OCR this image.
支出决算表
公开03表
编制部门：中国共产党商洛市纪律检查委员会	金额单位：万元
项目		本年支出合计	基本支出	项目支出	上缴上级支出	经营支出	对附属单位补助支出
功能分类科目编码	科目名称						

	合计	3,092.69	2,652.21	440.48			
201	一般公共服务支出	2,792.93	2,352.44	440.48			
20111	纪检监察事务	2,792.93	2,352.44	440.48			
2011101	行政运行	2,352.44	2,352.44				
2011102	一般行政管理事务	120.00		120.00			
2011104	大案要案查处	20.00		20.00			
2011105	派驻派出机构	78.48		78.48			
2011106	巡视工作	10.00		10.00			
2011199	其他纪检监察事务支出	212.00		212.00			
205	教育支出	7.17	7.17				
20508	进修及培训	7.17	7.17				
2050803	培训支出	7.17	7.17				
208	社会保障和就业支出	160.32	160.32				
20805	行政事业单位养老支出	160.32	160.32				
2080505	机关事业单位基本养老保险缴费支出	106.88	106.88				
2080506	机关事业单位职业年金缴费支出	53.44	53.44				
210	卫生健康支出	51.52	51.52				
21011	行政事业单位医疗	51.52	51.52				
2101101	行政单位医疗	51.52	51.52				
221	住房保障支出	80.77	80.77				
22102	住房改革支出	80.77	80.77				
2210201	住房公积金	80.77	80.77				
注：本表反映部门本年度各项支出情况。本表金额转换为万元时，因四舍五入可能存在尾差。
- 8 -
★ ★ ★ ★
EXERCISE PROMPT:
Reproduce the entries above exactly.

EXERCISE RESULT:
OCR this image.
支出决算表
公开03表
编制部门：中国共产党商洛市纪律检查委员会	金额单位：万元
项目		本年支出合计	基本支出	项目支出	上缴上级支出	经营支出	对附属单位补助支出
功能分类科目编码	科目名称						

	合计	3,092.69	2,652.21	440.48			
201	一般公共服务支出	2,792.93	2,352.44	440.48			
20111	纪检监察事务	2,792.93	2,352.44	440.48			
2011101	行政运行	2,352.44	2,352.44				
2011102	一般行政管理事务	120.00		120.00			
2011104	大案要案查处	20.00		20.00			
2011105	派驻派出机构	78.48		78.48			
2011106	巡视工作	10.00		10.00			
2011199	其他纪检监察事务支出	212.00		212.00			
205	教育支出	7.17	7.17				
20508	进修及培训	7.17	7.17				
2050803	培训支出	7.17	7.17				
208	社会保障和就业支出	160.32	160.32				
20805	行政事业单位养老支出	160.32	160.32				
2080505	机关事业单位基本养老保险缴费支出	106.88	106.88				
2080506	机关事业单位职业年金缴费支出	53.44	53.44				
210	卫生健康支出	51.52	51.52				
21011	行政事业单位医疗	51.52	51.52				
2101101	行政单位医疗	51.52	51.52				
221	住房保障支出	80.77	80.77				
22102	住房改革支出	80.77	80.77				
2210201	住房公积金	80.77	80.77				
注：本表反映部门本年度各项支出情况。本表金额转换为万元时，因四舍五入可能存在尾差。
- 8 -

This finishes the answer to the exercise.